— What to work on —
Which lines of the listing contain the string "Таблица"? Select each one and copy it out.

_ _ _ _

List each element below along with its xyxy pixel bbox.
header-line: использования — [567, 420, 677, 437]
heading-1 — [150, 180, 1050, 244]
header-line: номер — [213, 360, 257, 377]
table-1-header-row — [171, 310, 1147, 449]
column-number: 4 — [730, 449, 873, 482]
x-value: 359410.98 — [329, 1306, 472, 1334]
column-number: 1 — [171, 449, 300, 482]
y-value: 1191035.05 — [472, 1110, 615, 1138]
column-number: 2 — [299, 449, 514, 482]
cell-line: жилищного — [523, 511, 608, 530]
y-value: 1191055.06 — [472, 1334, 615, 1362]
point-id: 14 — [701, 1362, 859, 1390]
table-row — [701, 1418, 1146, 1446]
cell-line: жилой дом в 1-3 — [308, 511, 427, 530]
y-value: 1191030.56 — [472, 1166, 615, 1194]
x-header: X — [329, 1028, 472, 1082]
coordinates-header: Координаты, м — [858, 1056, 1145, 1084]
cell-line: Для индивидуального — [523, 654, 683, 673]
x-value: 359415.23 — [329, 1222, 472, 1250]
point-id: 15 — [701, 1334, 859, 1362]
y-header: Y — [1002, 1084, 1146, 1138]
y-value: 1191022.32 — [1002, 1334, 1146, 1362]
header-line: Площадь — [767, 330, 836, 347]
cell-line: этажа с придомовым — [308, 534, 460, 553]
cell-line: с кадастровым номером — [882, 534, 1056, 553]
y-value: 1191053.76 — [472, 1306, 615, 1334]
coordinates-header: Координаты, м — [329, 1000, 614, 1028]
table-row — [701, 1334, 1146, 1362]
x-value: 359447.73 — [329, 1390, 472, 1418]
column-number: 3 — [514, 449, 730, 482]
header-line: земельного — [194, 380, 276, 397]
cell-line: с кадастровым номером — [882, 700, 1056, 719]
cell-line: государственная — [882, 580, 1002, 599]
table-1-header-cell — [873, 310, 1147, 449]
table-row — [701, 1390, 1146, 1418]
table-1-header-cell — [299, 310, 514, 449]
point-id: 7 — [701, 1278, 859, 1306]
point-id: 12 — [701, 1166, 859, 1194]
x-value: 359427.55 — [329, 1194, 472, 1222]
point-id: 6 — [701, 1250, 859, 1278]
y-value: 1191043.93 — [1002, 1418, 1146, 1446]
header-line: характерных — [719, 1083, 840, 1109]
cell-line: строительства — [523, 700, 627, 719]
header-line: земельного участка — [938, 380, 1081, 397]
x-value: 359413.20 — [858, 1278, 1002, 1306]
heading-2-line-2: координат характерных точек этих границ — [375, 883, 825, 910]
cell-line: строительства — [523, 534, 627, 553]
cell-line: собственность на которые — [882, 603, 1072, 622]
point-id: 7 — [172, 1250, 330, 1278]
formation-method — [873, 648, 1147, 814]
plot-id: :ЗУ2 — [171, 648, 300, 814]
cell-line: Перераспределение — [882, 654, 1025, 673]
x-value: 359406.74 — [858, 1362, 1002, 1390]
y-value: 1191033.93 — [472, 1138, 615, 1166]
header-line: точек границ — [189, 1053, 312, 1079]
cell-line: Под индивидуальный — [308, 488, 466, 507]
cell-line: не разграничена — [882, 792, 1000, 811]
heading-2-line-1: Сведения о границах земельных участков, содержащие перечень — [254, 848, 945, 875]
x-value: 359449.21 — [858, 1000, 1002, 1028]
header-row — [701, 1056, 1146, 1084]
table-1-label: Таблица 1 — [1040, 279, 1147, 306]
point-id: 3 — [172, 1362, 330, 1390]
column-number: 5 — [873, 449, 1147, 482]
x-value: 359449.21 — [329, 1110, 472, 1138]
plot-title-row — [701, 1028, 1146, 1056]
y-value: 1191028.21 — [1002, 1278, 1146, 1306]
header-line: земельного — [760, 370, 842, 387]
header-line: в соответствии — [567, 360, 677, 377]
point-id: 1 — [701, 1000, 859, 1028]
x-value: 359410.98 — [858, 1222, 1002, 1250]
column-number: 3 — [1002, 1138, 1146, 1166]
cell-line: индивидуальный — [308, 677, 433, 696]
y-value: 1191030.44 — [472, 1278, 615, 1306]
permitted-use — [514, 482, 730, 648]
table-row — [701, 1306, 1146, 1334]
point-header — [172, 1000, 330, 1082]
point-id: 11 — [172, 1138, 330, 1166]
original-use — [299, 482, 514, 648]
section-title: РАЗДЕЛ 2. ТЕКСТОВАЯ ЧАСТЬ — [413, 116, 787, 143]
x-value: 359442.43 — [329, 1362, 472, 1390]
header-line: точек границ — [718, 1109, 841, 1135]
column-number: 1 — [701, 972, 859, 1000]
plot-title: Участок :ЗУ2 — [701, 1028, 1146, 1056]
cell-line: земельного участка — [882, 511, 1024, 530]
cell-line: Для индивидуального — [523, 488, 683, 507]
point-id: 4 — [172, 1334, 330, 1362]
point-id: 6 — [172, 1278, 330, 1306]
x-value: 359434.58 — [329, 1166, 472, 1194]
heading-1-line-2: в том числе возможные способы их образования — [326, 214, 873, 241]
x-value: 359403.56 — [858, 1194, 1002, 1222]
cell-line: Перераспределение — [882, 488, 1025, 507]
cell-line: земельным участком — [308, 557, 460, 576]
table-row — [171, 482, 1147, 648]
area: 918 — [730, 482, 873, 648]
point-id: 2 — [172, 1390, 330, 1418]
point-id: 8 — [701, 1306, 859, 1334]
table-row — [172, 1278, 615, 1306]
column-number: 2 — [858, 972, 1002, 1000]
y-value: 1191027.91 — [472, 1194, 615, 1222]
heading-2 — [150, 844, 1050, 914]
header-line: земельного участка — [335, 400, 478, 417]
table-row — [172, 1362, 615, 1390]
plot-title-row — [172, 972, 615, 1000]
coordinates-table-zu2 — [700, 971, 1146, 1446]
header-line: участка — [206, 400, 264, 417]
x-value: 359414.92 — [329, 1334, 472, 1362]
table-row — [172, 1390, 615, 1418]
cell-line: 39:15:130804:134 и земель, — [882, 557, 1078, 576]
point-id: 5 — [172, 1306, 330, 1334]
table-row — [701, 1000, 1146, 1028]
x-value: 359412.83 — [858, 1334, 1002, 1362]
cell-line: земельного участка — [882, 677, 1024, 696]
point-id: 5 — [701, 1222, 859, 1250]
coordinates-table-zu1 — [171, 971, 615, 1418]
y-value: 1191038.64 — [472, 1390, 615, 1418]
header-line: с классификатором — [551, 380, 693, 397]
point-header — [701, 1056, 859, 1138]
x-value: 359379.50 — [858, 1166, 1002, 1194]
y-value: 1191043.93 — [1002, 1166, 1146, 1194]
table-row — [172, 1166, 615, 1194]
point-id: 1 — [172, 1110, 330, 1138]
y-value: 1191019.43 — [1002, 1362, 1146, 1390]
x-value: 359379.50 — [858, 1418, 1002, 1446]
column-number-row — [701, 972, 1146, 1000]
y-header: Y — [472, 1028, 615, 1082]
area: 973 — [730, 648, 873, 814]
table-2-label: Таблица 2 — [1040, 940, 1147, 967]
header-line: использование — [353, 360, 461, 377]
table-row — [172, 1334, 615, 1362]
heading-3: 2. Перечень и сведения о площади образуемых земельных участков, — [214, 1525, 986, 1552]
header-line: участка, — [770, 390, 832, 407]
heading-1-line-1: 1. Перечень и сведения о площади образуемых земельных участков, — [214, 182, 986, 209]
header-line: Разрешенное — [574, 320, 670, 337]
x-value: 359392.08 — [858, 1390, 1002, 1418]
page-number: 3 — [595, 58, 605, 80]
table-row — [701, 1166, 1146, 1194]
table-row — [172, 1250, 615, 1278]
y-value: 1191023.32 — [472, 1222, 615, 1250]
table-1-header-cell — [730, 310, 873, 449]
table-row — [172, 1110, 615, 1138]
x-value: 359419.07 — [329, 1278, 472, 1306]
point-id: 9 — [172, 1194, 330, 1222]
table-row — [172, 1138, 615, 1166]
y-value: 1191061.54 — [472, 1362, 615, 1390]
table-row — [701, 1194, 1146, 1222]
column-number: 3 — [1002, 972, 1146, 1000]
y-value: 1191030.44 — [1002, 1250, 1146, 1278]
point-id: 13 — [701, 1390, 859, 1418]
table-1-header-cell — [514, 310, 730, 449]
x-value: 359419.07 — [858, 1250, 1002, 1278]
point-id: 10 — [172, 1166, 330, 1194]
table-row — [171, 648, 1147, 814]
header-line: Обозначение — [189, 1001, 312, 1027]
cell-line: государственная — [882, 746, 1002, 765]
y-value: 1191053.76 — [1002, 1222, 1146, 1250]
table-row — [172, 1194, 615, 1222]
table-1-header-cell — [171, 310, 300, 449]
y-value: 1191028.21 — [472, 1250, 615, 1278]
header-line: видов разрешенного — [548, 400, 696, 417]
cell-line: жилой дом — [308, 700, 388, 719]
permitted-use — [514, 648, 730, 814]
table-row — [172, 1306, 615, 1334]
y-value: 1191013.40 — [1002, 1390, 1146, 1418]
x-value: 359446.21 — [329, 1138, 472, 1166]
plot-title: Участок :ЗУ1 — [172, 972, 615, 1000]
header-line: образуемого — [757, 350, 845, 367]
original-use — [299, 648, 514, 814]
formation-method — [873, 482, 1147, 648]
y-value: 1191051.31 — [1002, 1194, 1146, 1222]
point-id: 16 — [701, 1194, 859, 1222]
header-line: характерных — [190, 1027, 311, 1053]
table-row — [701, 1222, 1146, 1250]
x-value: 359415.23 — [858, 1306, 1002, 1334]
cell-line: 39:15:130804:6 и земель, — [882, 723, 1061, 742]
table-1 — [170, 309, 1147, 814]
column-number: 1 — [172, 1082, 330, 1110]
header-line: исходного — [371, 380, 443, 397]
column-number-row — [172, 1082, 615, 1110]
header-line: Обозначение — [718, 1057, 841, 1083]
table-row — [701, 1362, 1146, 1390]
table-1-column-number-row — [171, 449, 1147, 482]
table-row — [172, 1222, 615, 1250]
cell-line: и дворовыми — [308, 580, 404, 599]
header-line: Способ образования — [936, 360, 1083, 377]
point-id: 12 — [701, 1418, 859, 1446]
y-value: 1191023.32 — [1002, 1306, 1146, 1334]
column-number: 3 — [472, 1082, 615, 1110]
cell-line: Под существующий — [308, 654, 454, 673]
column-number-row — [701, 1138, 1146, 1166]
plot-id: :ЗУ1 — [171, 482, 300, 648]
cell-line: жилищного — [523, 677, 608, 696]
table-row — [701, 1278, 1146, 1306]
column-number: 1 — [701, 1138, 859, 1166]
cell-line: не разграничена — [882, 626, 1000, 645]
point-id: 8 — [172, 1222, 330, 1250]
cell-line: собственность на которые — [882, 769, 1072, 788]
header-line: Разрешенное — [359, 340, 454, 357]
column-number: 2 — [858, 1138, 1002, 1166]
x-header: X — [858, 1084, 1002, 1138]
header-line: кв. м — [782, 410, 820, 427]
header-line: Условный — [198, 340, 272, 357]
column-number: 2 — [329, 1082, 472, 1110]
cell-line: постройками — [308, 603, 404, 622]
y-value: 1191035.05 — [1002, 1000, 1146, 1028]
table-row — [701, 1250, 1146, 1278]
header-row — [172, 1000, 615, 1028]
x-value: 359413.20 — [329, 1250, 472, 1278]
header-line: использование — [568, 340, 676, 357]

_ _ _ _

— Exercise response —
table-1-label: Таблица 1 — [1040, 279, 1147, 306]
table-2-label: Таблица 2 — [1040, 940, 1147, 967]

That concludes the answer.